PROMPT: Copy out each line of the data holding "text".

PROVIDED DATA:
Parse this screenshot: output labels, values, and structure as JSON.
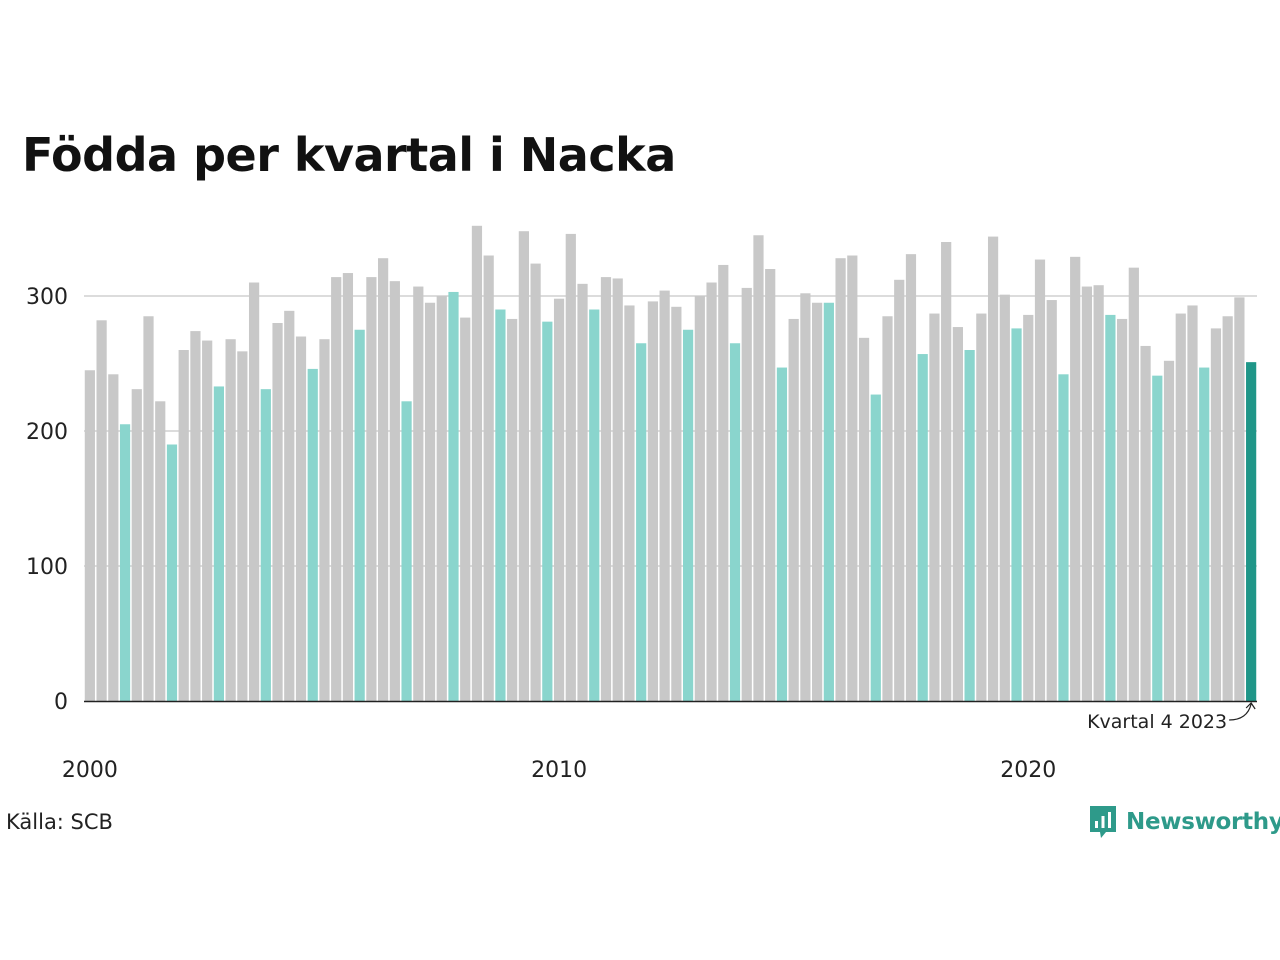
{
  "chart_data": {
    "type": "bar",
    "title": "Födda per kvartal i Nacka",
    "xlabel": "",
    "ylabel": "",
    "x_tick_labels": [
      "2000",
      "2010",
      "2020"
    ],
    "y_ticks": [
      0,
      100,
      200,
      300
    ],
    "ylim": [
      0,
      360
    ],
    "grid": true,
    "start_year": 2000,
    "values": [
      245,
      282,
      242,
      205,
      231,
      285,
      222,
      190,
      260,
      274,
      267,
      233,
      268,
      259,
      310,
      231,
      280,
      289,
      270,
      246,
      268,
      314,
      317,
      275,
      314,
      328,
      311,
      222,
      307,
      295,
      300,
      303,
      284,
      352,
      330,
      290,
      283,
      348,
      324,
      281,
      298,
      346,
      309,
      290,
      314,
      313,
      293,
      265,
      296,
      304,
      292,
      275,
      300,
      310,
      323,
      265,
      306,
      345,
      320,
      247,
      283,
      302,
      295,
      295,
      328,
      330,
      269,
      227,
      285,
      312,
      331,
      257,
      287,
      340,
      277,
      260,
      287,
      344,
      301,
      276,
      286,
      327,
      297,
      242,
      329,
      307,
      308,
      286,
      283,
      321,
      263,
      241,
      252,
      287,
      293,
      247,
      276,
      285,
      299,
      251
    ],
    "annotation": "Kvartal 4 2023",
    "colors": {
      "default": "#c8c8c8",
      "quarter4": "#8ad5cd",
      "latest": "#1f9688",
      "gridline": "#dcdcdc",
      "axis": "#222222"
    }
  },
  "source": "Källa: SCB",
  "logo": {
    "text": "Newsworthy",
    "icon": "newsworthy-logo-icon",
    "color": "#2e9a8a"
  }
}
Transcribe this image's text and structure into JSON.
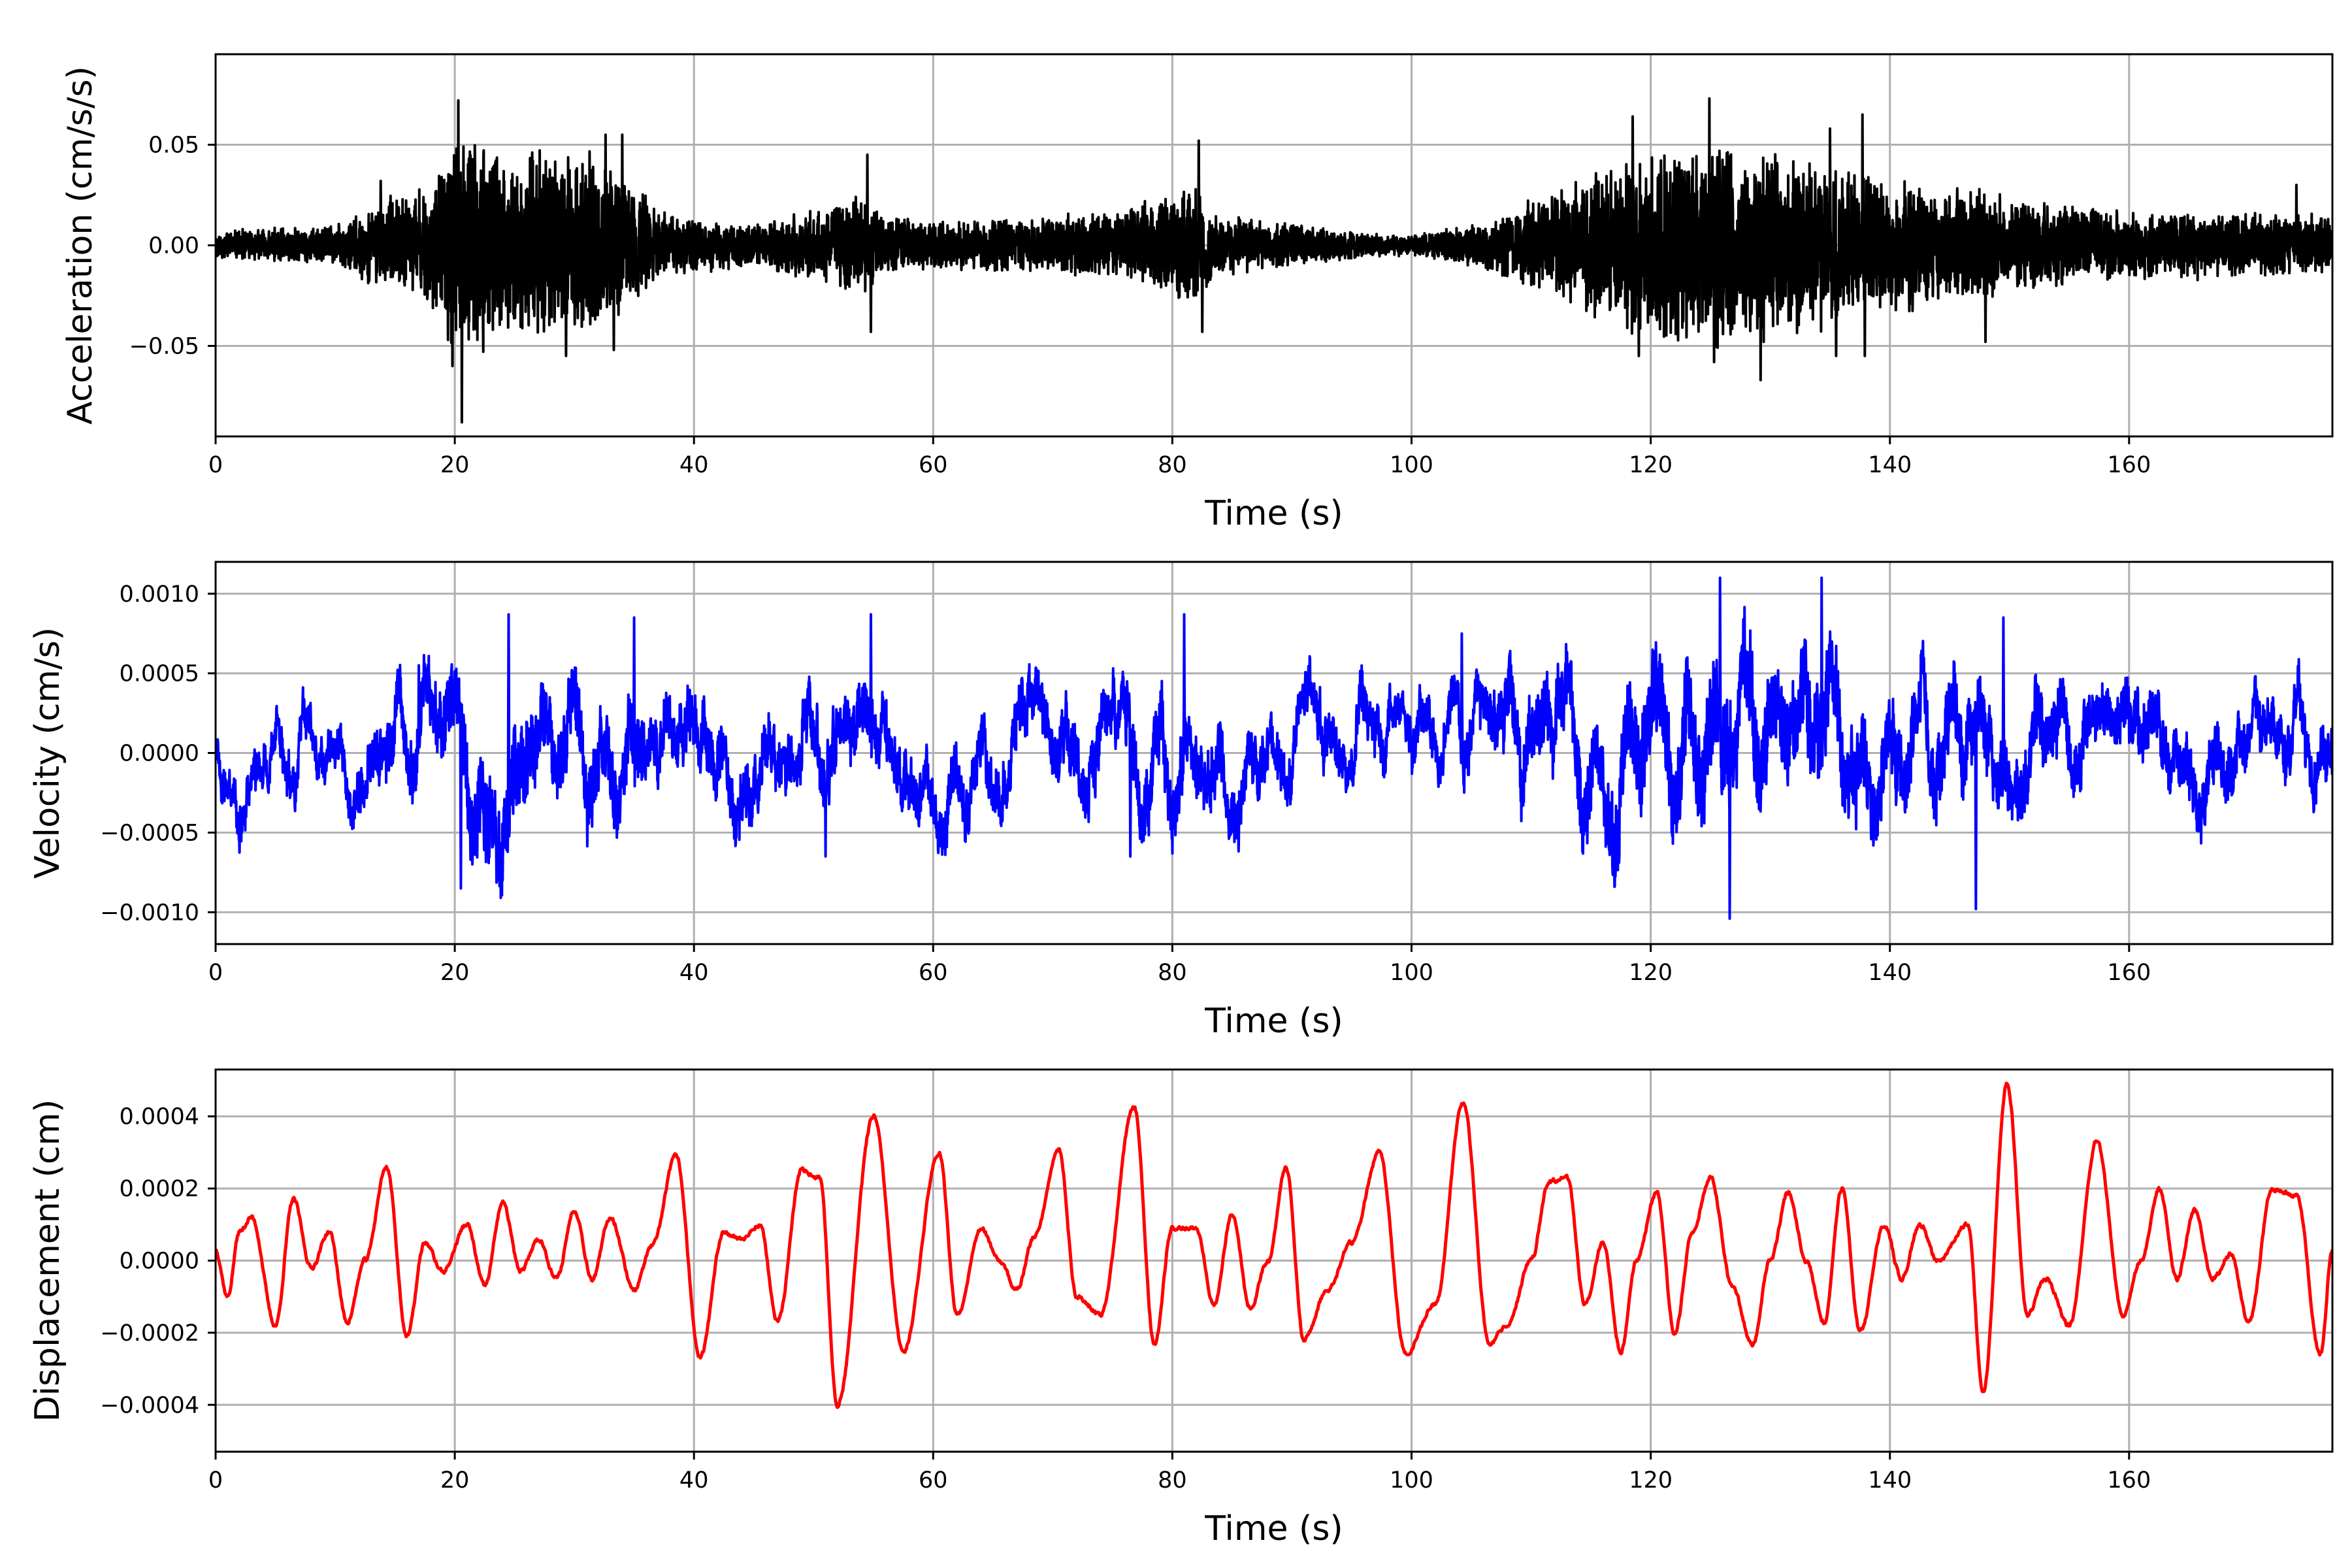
{
  "chart_data": [
    {
      "type": "line",
      "xlabel": "Time (s)",
      "ylabel": "Acceleration (cm/s/s)",
      "xlim": [
        0,
        177
      ],
      "ylim": [
        -0.095,
        0.095
      ],
      "xticks": [
        0,
        20,
        40,
        60,
        80,
        100,
        120,
        140,
        160
      ],
      "xtick_labels": [
        "0",
        "20",
        "40",
        "60",
        "80",
        "100",
        "120",
        "140",
        "160"
      ],
      "yticks": [
        -0.05,
        0.0,
        0.05
      ],
      "ytick_labels": [
        "−0.05",
        "0.00",
        "0.05"
      ],
      "grid": true,
      "color": "#000000",
      "signal": "noise",
      "envelope": [
        [
          0,
          0.006
        ],
        [
          10,
          0.008
        ],
        [
          14,
          0.018
        ],
        [
          18,
          0.025
        ],
        [
          20.5,
          0.05
        ],
        [
          24,
          0.035
        ],
        [
          28,
          0.04
        ],
        [
          31,
          0.04
        ],
        [
          34,
          0.028
        ],
        [
          38,
          0.012
        ],
        [
          45,
          0.009
        ],
        [
          50,
          0.014
        ],
        [
          54,
          0.02
        ],
        [
          56,
          0.012
        ],
        [
          62,
          0.01
        ],
        [
          70,
          0.012
        ],
        [
          76,
          0.015
        ],
        [
          80,
          0.022
        ],
        [
          82,
          0.025
        ],
        [
          84,
          0.012
        ],
        [
          90,
          0.009
        ],
        [
          96,
          0.005
        ],
        [
          100,
          0.004
        ],
        [
          106,
          0.01
        ],
        [
          112,
          0.022
        ],
        [
          116,
          0.032
        ],
        [
          120,
          0.04
        ],
        [
          125,
          0.042
        ],
        [
          130,
          0.038
        ],
        [
          136,
          0.032
        ],
        [
          142,
          0.026
        ],
        [
          150,
          0.02
        ],
        [
          156,
          0.016
        ],
        [
          162,
          0.014
        ],
        [
          170,
          0.013
        ],
        [
          177,
          0.013
        ]
      ],
      "peaks": [
        [
          20.3,
          0.072
        ],
        [
          20.6,
          -0.088
        ],
        [
          19.8,
          -0.06
        ],
        [
          13.8,
          0.032
        ],
        [
          29.3,
          -0.055
        ],
        [
          32.6,
          0.055
        ],
        [
          34.0,
          0.055
        ],
        [
          33.3,
          -0.052
        ],
        [
          54.5,
          0.045
        ],
        [
          54.8,
          -0.043
        ],
        [
          82.2,
          0.052
        ],
        [
          82.5,
          -0.043
        ],
        [
          118.5,
          0.064
        ],
        [
          119.0,
          -0.055
        ],
        [
          124.9,
          0.073
        ],
        [
          125.3,
          -0.058
        ],
        [
          129.2,
          -0.067
        ],
        [
          135.0,
          0.058
        ],
        [
          135.5,
          -0.055
        ],
        [
          137.7,
          0.065
        ],
        [
          137.9,
          -0.055
        ],
        [
          148.0,
          -0.048
        ],
        [
          174.0,
          0.03
        ]
      ],
      "samples": 9000,
      "seed": 11
    },
    {
      "type": "line",
      "xlabel": "Time (s)",
      "ylabel": "Velocity (cm/s)",
      "xlim": [
        0,
        177
      ],
      "ylim": [
        -0.0012,
        0.0012
      ],
      "xticks": [
        0,
        20,
        40,
        60,
        80,
        100,
        120,
        140,
        160
      ],
      "xtick_labels": [
        "0",
        "20",
        "40",
        "60",
        "80",
        "100",
        "120",
        "140",
        "160"
      ],
      "yticks": [
        -0.001,
        -0.0005,
        0.0,
        0.0005,
        0.001
      ],
      "ytick_labels": [
        "−0.0010",
        "−0.0005",
        "0.0000",
        "0.0005",
        "0.0010"
      ],
      "grid": true,
      "color": "#0000ff",
      "signal": "mixed",
      "envelope": [
        [
          0,
          0.00012
        ],
        [
          10,
          0.00014
        ],
        [
          18,
          0.00025
        ],
        [
          22,
          0.00035
        ],
        [
          28,
          0.0003
        ],
        [
          34,
          0.00028
        ],
        [
          40,
          0.0002
        ],
        [
          50,
          0.00022
        ],
        [
          60,
          0.0002
        ],
        [
          70,
          0.0002
        ],
        [
          80,
          0.00025
        ],
        [
          90,
          0.00018
        ],
        [
          100,
          0.00015
        ],
        [
          110,
          0.00025
        ],
        [
          118,
          0.00035
        ],
        [
          125,
          0.0004
        ],
        [
          132,
          0.00038
        ],
        [
          140,
          0.00033
        ],
        [
          150,
          0.00025
        ],
        [
          160,
          0.0002
        ],
        [
          177,
          0.00018
        ]
      ],
      "peaks": [
        [
          20.5,
          -0.00085
        ],
        [
          24.5,
          0.00087
        ],
        [
          54.8,
          0.00087
        ],
        [
          81.0,
          0.00087
        ],
        [
          104.2,
          0.00075
        ],
        [
          125.8,
          0.0011
        ],
        [
          126.6,
          -0.00104
        ],
        [
          134.3,
          0.0011
        ],
        [
          147.2,
          -0.00098
        ],
        [
          149.5,
          0.00085
        ],
        [
          35.0,
          0.00085
        ],
        [
          17.0,
          0.00055
        ],
        [
          51.0,
          -0.00065
        ],
        [
          76.5,
          -0.00065
        ]
      ],
      "samples": 7000,
      "seed": 23
    },
    {
      "type": "line",
      "xlabel": "Time (s)",
      "ylabel": "Displacement (cm)",
      "xlim": [
        0,
        177
      ],
      "ylim": [
        -0.00053,
        0.00053
      ],
      "xticks": [
        0,
        20,
        40,
        60,
        80,
        100,
        120,
        140,
        160
      ],
      "xtick_labels": [
        "0",
        "20",
        "40",
        "60",
        "80",
        "100",
        "120",
        "140",
        "160"
      ],
      "yticks": [
        -0.0004,
        -0.0002,
        0.0,
        0.0002,
        0.0004
      ],
      "ytick_labels": [
        "−0.0004",
        "−0.0002",
        "0.0000",
        "0.0002",
        "0.0004"
      ],
      "grid": true,
      "color": "#ff0000",
      "signal": "smooth",
      "x": [
        0,
        1,
        2,
        3,
        5,
        6.5,
        8,
        9.5,
        11,
        12.5,
        14.3,
        16,
        17.5,
        19,
        21,
        22.5,
        24,
        25.5,
        27,
        28.5,
        30,
        31.5,
        33,
        35,
        36.5,
        38.5,
        40.5,
        42.5,
        44,
        45.5,
        47,
        49,
        50.5,
        52,
        55,
        57.5,
        60.5,
        62,
        64,
        65.5,
        67,
        68.5,
        70.5,
        72,
        74,
        76.8,
        78.5,
        80,
        82,
        83.5,
        85,
        86.5,
        88,
        89.5,
        91,
        93,
        95,
        97.3,
        99.5,
        102,
        104.3,
        106.5,
        108,
        110,
        111.5,
        113,
        114.5,
        116,
        117.5,
        118.8,
        120.5,
        122,
        123.5,
        125,
        126.8,
        128.5,
        130,
        131.5,
        133,
        134.5,
        136,
        137.5,
        139.5,
        141,
        142.5,
        144,
        146.5,
        147.8,
        149.8,
        151.5,
        153,
        155,
        157.3,
        159.5,
        161,
        162.5,
        164,
        165.5,
        167,
        168.5,
        170,
        172,
        174,
        176,
        177
      ],
      "y": [
        3e-05,
        -0.0001,
        8e-05,
        0.00012,
        -0.00018,
        0.00017,
        -2e-05,
        8e-05,
        -0.00017,
        0.0,
        0.00026,
        -0.00021,
        5e-05,
        -3e-05,
        0.0001,
        -7e-05,
        0.00016,
        -3e-05,
        6e-05,
        -5e-05,
        0.00014,
        -5e-05,
        0.00012,
        -8e-05,
        4e-05,
        0.00029,
        -0.00027,
        8e-05,
        6e-05,
        0.0001,
        -0.00017,
        0.00025,
        0.00023,
        -0.0004,
        0.0004,
        -0.00025,
        0.0003,
        -0.00015,
        9e-05,
        0.0,
        -8e-05,
        7e-05,
        0.00031,
        -0.0001,
        -0.00015,
        0.00043,
        -0.00023,
        9e-05,
        9e-05,
        -0.00012,
        0.00013,
        -0.00013,
        0.0,
        0.00026,
        -0.00022,
        -8e-05,
        5e-05,
        0.0003,
        -0.00026,
        -0.00012,
        0.00044,
        -0.00023,
        -0.00018,
        0.0,
        0.00022,
        0.00023,
        -0.00012,
        5e-05,
        -0.00025,
        0.0,
        0.00019,
        -0.0002,
        8e-05,
        0.00023,
        -7e-05,
        -0.00023,
        0.0,
        0.00019,
        0.0,
        -0.00017,
        0.0002,
        -0.0002,
        0.0001,
        -5e-05,
        0.0001,
        0.0,
        0.0001,
        -0.00036,
        0.00049,
        -0.00015,
        -5e-05,
        -0.00018,
        0.00033,
        -0.00015,
        0.0,
        0.0002,
        -5e-05,
        0.00014,
        -5e-05,
        2e-05,
        -0.00017,
        0.0002,
        0.00018,
        -0.00026,
        3e-05
      ],
      "jitter": 1.2e-05,
      "samples": 3000,
      "seed": 37
    }
  ]
}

EXERCISE RESULT:
    "text": "Newsworthy",
Transcribe this image's text and structure into JSON.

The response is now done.